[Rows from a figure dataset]
● ● ● ●

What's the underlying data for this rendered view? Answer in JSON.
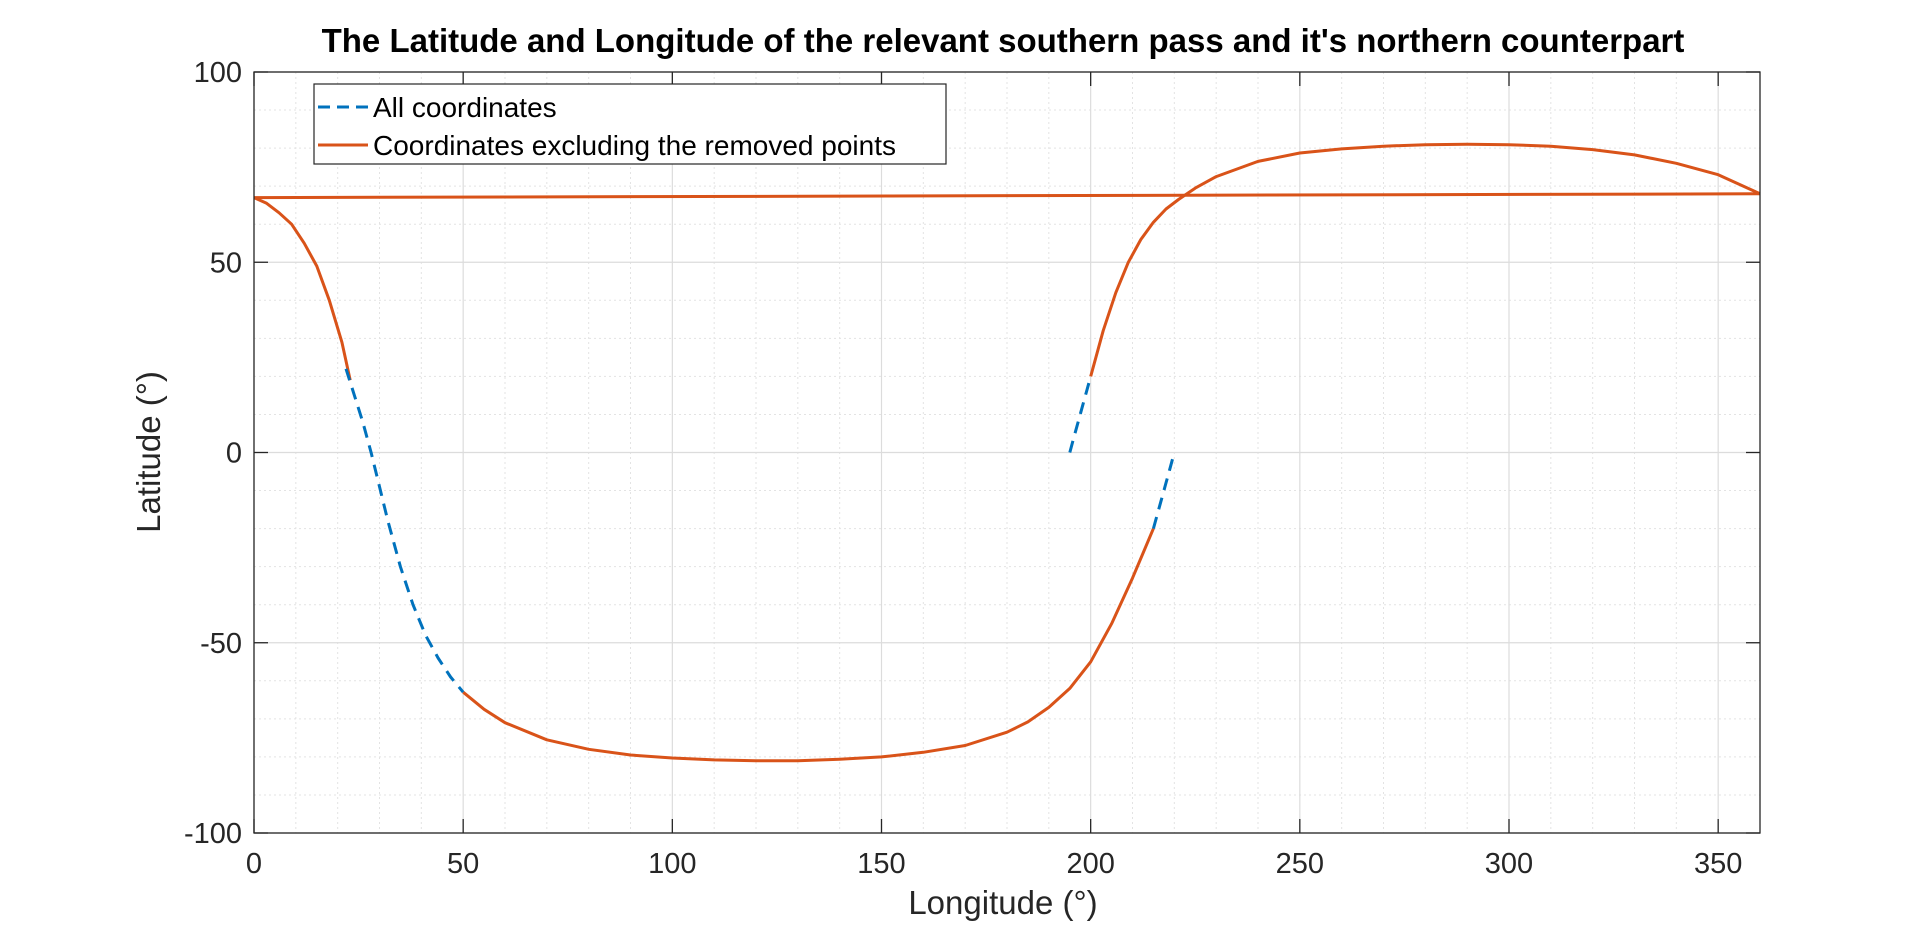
{
  "chart_data": {
    "type": "line",
    "title": "The Latitude and Longitude of the relevant southern pass and it's northern counterpart",
    "xlabel": "Longitude (°)",
    "ylabel": "Latitude (°)",
    "xlim": [
      0,
      360
    ],
    "ylim": [
      -100,
      100
    ],
    "xticks": [
      0,
      50,
      100,
      150,
      200,
      250,
      300,
      350
    ],
    "yticks": [
      -100,
      -50,
      0,
      50,
      100
    ],
    "xtick_labels": [
      "0",
      "50",
      "100",
      "150",
      "200",
      "250",
      "300",
      "350"
    ],
    "ytick_labels": [
      "-100",
      "-50",
      "0",
      "50",
      "100"
    ],
    "grid": true,
    "minor_grid": true,
    "legend_position": "top-left",
    "series": [
      {
        "name": "All coordinates",
        "style": "dashed",
        "color": "#0072BD",
        "segments": [
          {
            "x": [
              22,
              24,
              26,
              28,
              30,
              32,
              35,
              38,
              41,
              44,
              47,
              50
            ],
            "y": [
              22,
              15,
              8,
              0,
              -9,
              -18,
              -30,
              -40,
              -48,
              -54,
              -59,
              -63
            ]
          },
          {
            "x": [
              195,
              196,
              197,
              198,
              199,
              200
            ],
            "y": [
              0,
              4,
              8,
              12,
              16,
              20
            ]
          },
          {
            "x": [
              215,
              216,
              217,
              218,
              219,
              220
            ],
            "y": [
              -20,
              -16,
              -12,
              -8,
              -4,
              0
            ]
          }
        ]
      },
      {
        "name": "Coordinates excluding the removed points",
        "style": "solid",
        "color": "#D95319",
        "segments": [
          {
            "x": [
              23,
              21,
              18,
              15,
              12,
              9,
              6,
              3,
              0
            ],
            "y": [
              19,
              29,
              40,
              49,
              55,
              60,
              63,
              65.5,
              67
            ]
          },
          {
            "x": [
              0,
              360
            ],
            "y": [
              67,
              68
            ]
          },
          {
            "x": [
              50,
              55,
              60,
              70,
              80,
              90,
              100,
              110,
              120,
              125,
              130,
              140,
              150,
              160,
              170,
              180,
              185,
              190,
              195,
              200,
              205,
              210,
              215
            ],
            "y": [
              -63,
              -67.5,
              -71,
              -75.5,
              -78,
              -79.5,
              -80.3,
              -80.8,
              -81,
              -81,
              -81,
              -80.6,
              -80,
              -78.8,
              -77,
              -73.5,
              -70.8,
              -67,
              -62,
              -55,
              -45,
              -33,
              -20
            ]
          },
          {
            "x": [
              200,
              203,
              206,
              209,
              212,
              215,
              218,
              221,
              225,
              230,
              240,
              250,
              260,
              270,
              280,
              290,
              300,
              310,
              320,
              330,
              340,
              350,
              360
            ],
            "y": [
              20,
              32,
              42,
              50,
              56,
              60.5,
              64,
              66.5,
              69.5,
              72.5,
              76.5,
              78.7,
              79.8,
              80.5,
              80.9,
              81,
              80.9,
              80.5,
              79.6,
              78.2,
              76,
              73,
              68
            ]
          }
        ]
      }
    ]
  }
}
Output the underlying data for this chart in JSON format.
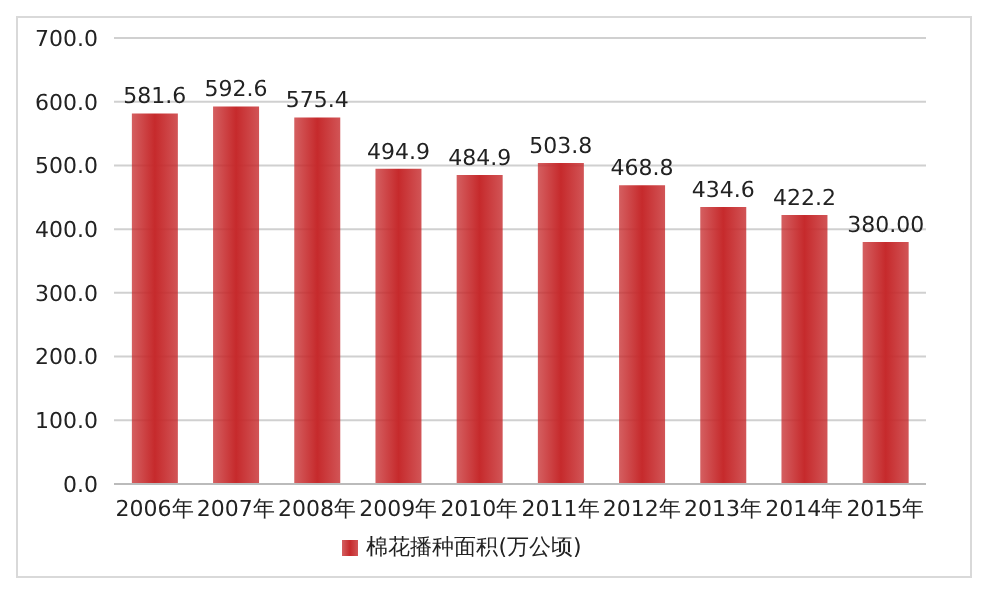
{
  "chart_data": {
    "type": "bar",
    "categories": [
      "2006年",
      "2007年",
      "2008年",
      "2009年",
      "2010年",
      "2011年",
      "2012年",
      "2013年",
      "2014年",
      "2015年"
    ],
    "series": [
      {
        "name": "棉花播种面积(万公顷)",
        "color": "#c62a2c",
        "values": [
          581.6,
          592.6,
          575.4,
          494.9,
          484.9,
          503.8,
          468.8,
          434.6,
          422.2,
          380.0
        ],
        "value_labels": [
          "581.6",
          "592.6",
          "575.4",
          "494.9",
          "484.9",
          "503.8",
          "468.8",
          "434.6",
          "422.2",
          "380.00"
        ]
      }
    ],
    "ylim": [
      0,
      700
    ],
    "yticks": [
      {
        "value": 0,
        "label": "0.0"
      },
      {
        "value": 100,
        "label": "100.0"
      },
      {
        "value": 200,
        "label": "200.0"
      },
      {
        "value": 300,
        "label": "300.0"
      },
      {
        "value": 400,
        "label": "400.0"
      },
      {
        "value": 500,
        "label": "500.0"
      },
      {
        "value": 600,
        "label": "600.0"
      },
      {
        "value": 700,
        "label": "700.0"
      }
    ],
    "grid": "y",
    "legend": "bottom"
  }
}
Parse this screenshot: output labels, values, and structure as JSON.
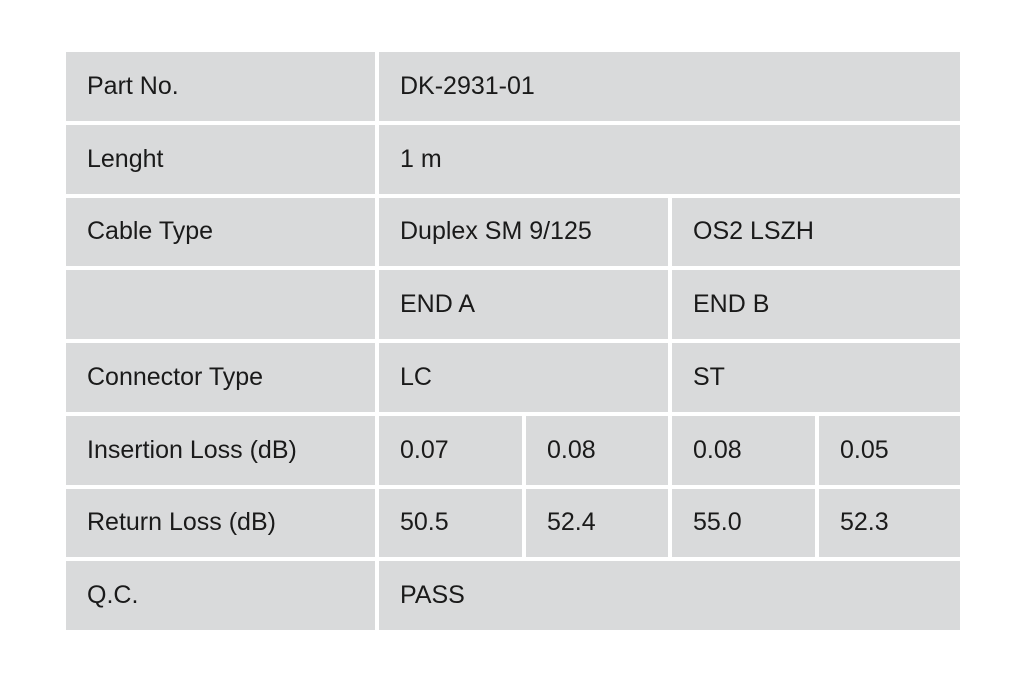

● ● ● ●

> _Your goal_: Copy each line of the records containing the string "name".

> _Solution for this problem_:
        "name": "All coordinates",
        "name": "Coordinates excluding the removed points",
        "name": "棉花播种面积(万公顷)",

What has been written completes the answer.